§ What is being asked
Every record below should be printed exactly as it appears.

§ Listing

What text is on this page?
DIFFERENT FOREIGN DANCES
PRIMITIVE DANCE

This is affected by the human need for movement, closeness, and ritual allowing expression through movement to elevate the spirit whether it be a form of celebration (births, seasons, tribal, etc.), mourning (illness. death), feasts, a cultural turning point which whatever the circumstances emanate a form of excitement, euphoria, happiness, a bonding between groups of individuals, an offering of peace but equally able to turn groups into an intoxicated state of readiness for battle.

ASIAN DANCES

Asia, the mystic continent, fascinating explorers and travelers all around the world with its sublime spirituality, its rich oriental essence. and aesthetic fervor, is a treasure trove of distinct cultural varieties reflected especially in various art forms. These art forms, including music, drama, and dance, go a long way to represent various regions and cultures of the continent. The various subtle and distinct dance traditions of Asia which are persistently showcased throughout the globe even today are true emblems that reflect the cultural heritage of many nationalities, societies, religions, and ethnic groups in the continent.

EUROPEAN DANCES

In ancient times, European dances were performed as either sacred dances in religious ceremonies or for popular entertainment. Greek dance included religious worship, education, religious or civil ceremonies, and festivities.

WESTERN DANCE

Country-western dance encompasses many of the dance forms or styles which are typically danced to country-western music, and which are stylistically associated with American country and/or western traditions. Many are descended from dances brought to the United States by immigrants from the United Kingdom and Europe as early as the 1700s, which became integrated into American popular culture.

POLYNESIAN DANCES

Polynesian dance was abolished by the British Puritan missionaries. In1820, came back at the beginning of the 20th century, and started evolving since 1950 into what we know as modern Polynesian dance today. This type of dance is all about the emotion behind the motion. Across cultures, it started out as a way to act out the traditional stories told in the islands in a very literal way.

§ Solution to the exercise
What text is on this page?
DIFFERENT FOREIGN DANCES
PRIMITIVE DANCE

This is affected by the human need for movement, closeness, and ritual allowing expression through movement to elevate the spirit whether it be a form of celebration (births, seasons, tribal, etc.), mourning (illness. death), feasts, a cultural turning point which whatever the circumstances emanate a form of excitement, euphoria, happiness, a bonding between groups of individuals, an offering of peace but equally able to turn groups into an intoxicated state of readiness for battle.

ASIAN DANCES

Asia, the mystic continent, fascinating explorers and travelers all around the world with its sublime spirituality, its rich oriental essence. and aesthetic fervor, is a treasure trove of distinct cultural varieties reflected especially in various art forms. These art forms, including music, drama, and dance, go a long way to represent various regions and cultures of the continent. The various subtle and distinct dance traditions of Asia which are persistently showcased throughout the globe even today are true emblems that reflect the cultural heritage of many nationalities, societies, religions, and ethnic groups in the continent.

EUROPEAN DANCES

In ancient times, European dances were performed as either sacred dances in religious ceremonies or for popular entertainment. Greek dance included religious worship, education, religious or civil ceremonies, and festivities.

WESTERN DANCE

Country-western dance encompasses many of the dance forms or styles which are typically danced to country-western music, and which are stylistically associated with American country and/or western traditions. Many are descended from dances brought to the United States by immigrants from the United Kingdom and Europe as early as the 1700s, which became integrated into American popular culture.

POLYNESIAN DANCES

Polynesian dance was abolished by the British Puritan missionaries. In1820, came back at the beginning of the 20th century, and started evolving since 1950 into what we know as modern Polynesian dance today. This type of dance is all about the emotion behind the motion. Across cultures, it started out as a way to act out the traditional stories told in the islands in a very literal way.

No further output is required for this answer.